• INSTRUCTIONS FOR THE TASK
Format each of the rows below as a numbered list of its lines, dropping any blank lines. Leave the pictures out.

• Box coordinate lists
___
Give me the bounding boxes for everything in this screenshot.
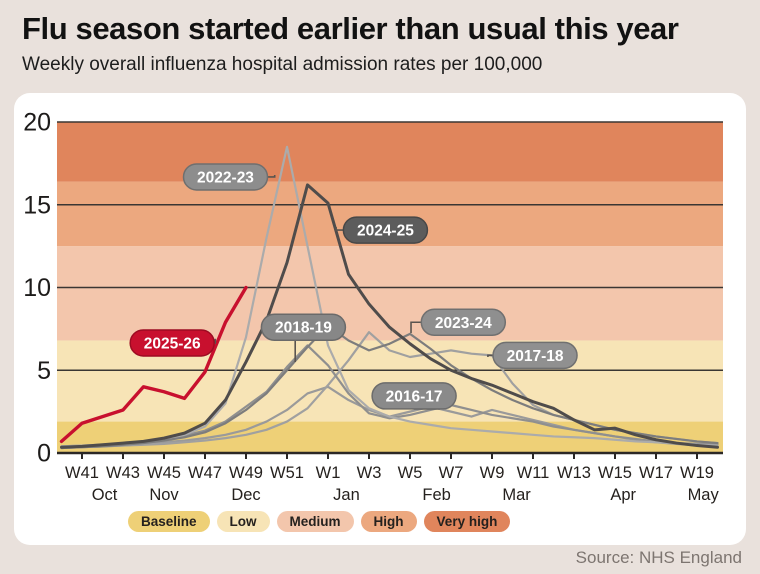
x-tick-label-w9: W9 bbox=[480, 464, 505, 482]
x-tick-label-w3: W3 bbox=[357, 464, 382, 482]
legend-pill-low: Low bbox=[216, 511, 270, 532]
series-label-pill-2023-24 bbox=[420, 308, 507, 337]
month-label-apr: Apr bbox=[610, 486, 636, 504]
x-tick-label-w11: W11 bbox=[517, 464, 550, 482]
series-label-2017-18: 2017-18 bbox=[492, 341, 578, 370]
month-label-mar: Mar bbox=[502, 486, 531, 504]
x-tick-label-w49: W49 bbox=[229, 464, 263, 482]
series-label-2023-24: 2023-24 bbox=[420, 308, 507, 337]
y-tick-label-15: 15 bbox=[23, 191, 51, 219]
series-label-text-2017-18: 2017-18 bbox=[507, 348, 564, 365]
flu-chart-svg: 0 5 10 15 20 W41 W43 W45 W47 W49 W51 W1 W3 W5 W7 W9 W11 W… bbox=[23, 109, 723, 504]
month-label-oct: Oct bbox=[92, 486, 118, 504]
label-connector-2017-18 bbox=[487, 354, 494, 358]
x-tick-label-w17: W17 bbox=[639, 464, 673, 482]
series-label-pill-2018-19 bbox=[260, 313, 347, 341]
series-label-text-2024-25: 2024-25 bbox=[357, 223, 414, 240]
y-tick-label-0: 0 bbox=[37, 440, 51, 468]
x-tick-label-w19: W19 bbox=[680, 464, 714, 482]
month-label-jan: Jan bbox=[333, 486, 360, 504]
x-tick-label-w43: W43 bbox=[106, 464, 140, 482]
x-tick-label-w1: W1 bbox=[316, 464, 341, 482]
legend-pill-very-high: Very high bbox=[423, 511, 511, 532]
series-label-pill-2024-25 bbox=[342, 216, 429, 244]
x-tick-label-w45: W45 bbox=[147, 464, 181, 482]
severity-legend: Baseline Low Medium High Very high bbox=[128, 511, 511, 532]
series-line-2025-26 bbox=[59, 285, 248, 444]
page-subtitle: Weekly overall influenza hospital admiss… bbox=[22, 53, 543, 75]
label-connector-2024-25 bbox=[335, 227, 344, 231]
band-very-high bbox=[57, 122, 723, 182]
x-tick-label-w15: W15 bbox=[598, 464, 632, 482]
x-tick-label-w41: W41 bbox=[65, 464, 99, 482]
month-label-feb: Feb bbox=[422, 486, 450, 504]
x-tick-label-w47: W47 bbox=[188, 464, 222, 482]
page-title: Flu season started earlier than usual th… bbox=[22, 11, 679, 46]
source-credit: Source: NHS England bbox=[575, 548, 742, 567]
series-label-2016-17: 2016-17 bbox=[371, 382, 457, 410]
month-label-may: May bbox=[688, 486, 720, 504]
series-label-pill-2016-17 bbox=[371, 382, 457, 410]
series-label-2018-19: 2018-19 bbox=[260, 313, 347, 341]
series-label-text-2023-24: 2023-24 bbox=[435, 315, 492, 332]
legend-pill-baseline: Baseline bbox=[128, 511, 210, 532]
x-tick-label-w51: W51 bbox=[270, 464, 304, 482]
chart-card: 0 5 10 15 20 W41 W43 W45 W47 W49 W51 W1 W3 W5 W7 W9 W11 W… bbox=[14, 93, 746, 545]
legend-pill-medium: Medium bbox=[276, 511, 354, 532]
series-label-2024-25: 2024-25 bbox=[342, 216, 429, 244]
series-label-text-2022-23: 2022-23 bbox=[197, 169, 254, 186]
label-connector-2022-23 bbox=[267, 174, 276, 178]
band-medium bbox=[57, 246, 723, 341]
series-line-2024-25 bbox=[60, 183, 719, 449]
series-label-2025-26: 2025-26 bbox=[129, 329, 215, 357]
x-tick-label-w7: W7 bbox=[439, 464, 464, 482]
y-tick-label-20: 20 bbox=[23, 109, 51, 137]
series-label-text-2016-17: 2016-17 bbox=[386, 388, 443, 405]
legend-pill-high: High bbox=[360, 511, 417, 532]
x-tick-label-w13: W13 bbox=[557, 464, 591, 482]
series-label-text-2018-19: 2018-19 bbox=[275, 320, 332, 337]
y-tick-label-10: 10 bbox=[23, 274, 51, 302]
x-tick-label-w5: W5 bbox=[398, 464, 423, 482]
series-label-pill-2022-23 bbox=[182, 163, 269, 191]
report-header: Flu season started earlier than usual th… bbox=[22, 11, 738, 76]
series-label-2022-23: 2022-23 bbox=[182, 163, 269, 191]
series-label-pill-2017-18 bbox=[492, 341, 578, 370]
label-connector-2023-24 bbox=[410, 321, 422, 334]
series-label-text-2025-26: 2025-26 bbox=[144, 335, 201, 352]
y-tick-label-5: 5 bbox=[37, 357, 51, 385]
month-label-dec: Dec bbox=[231, 486, 260, 504]
month-label-nov: Nov bbox=[149, 486, 179, 504]
series-label-pill-2025-26 bbox=[129, 329, 215, 357]
series-line-2022-23 bbox=[60, 145, 719, 448]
___
• SOLUTION TO THE EXERCISE
1. Give me the bounding boxes for everything in this screenshot.
2. x-tick-label-w9: W9 bbox=[480, 464, 505, 482]
3. x-tick-label-w3: W3 bbox=[357, 464, 382, 482]
4. legend-pill-low: Low bbox=[216, 511, 270, 532]
5. series-label-pill-2023-24 bbox=[420, 308, 507, 337]
6. month-label-apr: Apr bbox=[610, 486, 636, 504]
7. x-tick-label-w11: W11 bbox=[517, 464, 550, 482]
8. series-label-2017-18: 2017-18 bbox=[492, 341, 578, 370]
9. month-label-mar: Mar bbox=[502, 486, 531, 504]
10. x-tick-label-w49: W49 bbox=[229, 464, 263, 482]
11. series-label-2023-24: 2023-24 bbox=[420, 308, 507, 337]
12. y-tick-label-15: 15 bbox=[23, 191, 51, 219]
13. series-label-text-2017-18: 2017-18 bbox=[507, 348, 564, 365]
14. flu-chart-svg: 0 5 10 15 20 W41 W43 W45 W47 W49 W51 W1 W3 W5 W7 W9 W11 W… bbox=[23, 109, 723, 504]
15. month-label-oct: Oct bbox=[92, 486, 118, 504]
16. label-connector-2017-18 bbox=[487, 354, 494, 358]
17. x-tick-label-w17: W17 bbox=[639, 464, 673, 482]
18. series-label-pill-2018-19 bbox=[260, 313, 347, 341]
19. series-label-text-2024-25: 2024-25 bbox=[357, 223, 414, 240]
20. y-tick-label-0: 0 bbox=[37, 440, 51, 468]
21. x-tick-label-w19: W19 bbox=[680, 464, 714, 482]
22. month-label-jan: Jan bbox=[333, 486, 360, 504]
23. x-tick-label-w43: W43 bbox=[106, 464, 140, 482]
24. x-tick-label-w1: W1 bbox=[316, 464, 341, 482]
25. legend-pill-very-high: Very high bbox=[423, 511, 511, 532]
26. series-label-pill-2024-25 bbox=[342, 216, 429, 244]
27. x-tick-label-w45: W45 bbox=[147, 464, 181, 482]
28. severity-legend: Baseline Low Medium High Very high bbox=[128, 511, 511, 532]
29. series-line-2025-26 bbox=[59, 285, 248, 444]
30. page-subtitle: Weekly overall influenza hospital admiss… bbox=[22, 53, 543, 75]
31. label-connector-2024-25 bbox=[335, 227, 344, 231]
32. band-very-high bbox=[57, 122, 723, 182]
33. x-tick-label-w15: W15 bbox=[598, 464, 632, 482]
34. x-tick-label-w41: W41 bbox=[65, 464, 99, 482]
35. month-label-feb: Feb bbox=[422, 486, 450, 504]
36. x-tick-label-w47: W47 bbox=[188, 464, 222, 482]
37. page-title: Flu season started earlier than usual th… bbox=[22, 11, 679, 46]
38. source-credit: Source: NHS England bbox=[575, 548, 742, 567]
39. series-label-2016-17: 2016-17 bbox=[371, 382, 457, 410]
40. month-label-may: May bbox=[688, 486, 720, 504]
41. series-label-pill-2016-17 bbox=[371, 382, 457, 410]
42. series-label-2018-19: 2018-19 bbox=[260, 313, 347, 341]
43. series-label-text-2023-24: 2023-24 bbox=[435, 315, 492, 332]
44. legend-pill-baseline: Baseline bbox=[128, 511, 210, 532]
45. x-tick-label-w51: W51 bbox=[270, 464, 304, 482]
46. chart-card: 0 5 10 15 20 W41 W43 W45 W47 W49 W51 W1 W3 W5 W7 W9 W11 W… bbox=[14, 93, 746, 545]
47. legend-pill-medium: Medium bbox=[276, 511, 354, 532]
48. series-label-2024-25: 2024-25 bbox=[342, 216, 429, 244]
49. series-label-text-2022-23: 2022-23 bbox=[197, 169, 254, 186]
50. label-connector-2022-23 bbox=[267, 174, 276, 178]
51. band-medium bbox=[57, 246, 723, 341]
52. series-line-2024-25 bbox=[60, 183, 719, 449]
53. series-label-2025-26: 2025-26 bbox=[129, 329, 215, 357]
54. x-tick-label-w7: W7 bbox=[439, 464, 464, 482]
55. y-tick-label-20: 20 bbox=[23, 109, 51, 137]
56. series-label-text-2016-17: 2016-17 bbox=[386, 388, 443, 405]
57. legend-pill-high: High bbox=[360, 511, 417, 532]
58. x-tick-label-w13: W13 bbox=[557, 464, 591, 482]
59. series-label-text-2018-19: 2018-19 bbox=[275, 320, 332, 337]
60. y-tick-label-10: 10 bbox=[23, 274, 51, 302]
61. x-tick-label-w5: W5 bbox=[398, 464, 423, 482]
62. series-label-pill-2022-23 bbox=[182, 163, 269, 191]
63. report-header: Flu season started earlier than usual th… bbox=[22, 11, 738, 76]
64. series-label-2022-23: 2022-23 bbox=[182, 163, 269, 191]
65. series-label-pill-2017-18 bbox=[492, 341, 578, 370]
66. label-connector-2023-24 bbox=[410, 321, 422, 334]
67. series-label-text-2025-26: 2025-26 bbox=[144, 335, 201, 352]
68. y-tick-label-5: 5 bbox=[37, 357, 51, 385]
69. month-label-dec: Dec bbox=[231, 486, 260, 504]
70. month-label-nov: Nov bbox=[149, 486, 179, 504]
71. series-label-pill-2025-26 bbox=[129, 329, 215, 357]
72. series-line-2022-23 bbox=[60, 145, 719, 448]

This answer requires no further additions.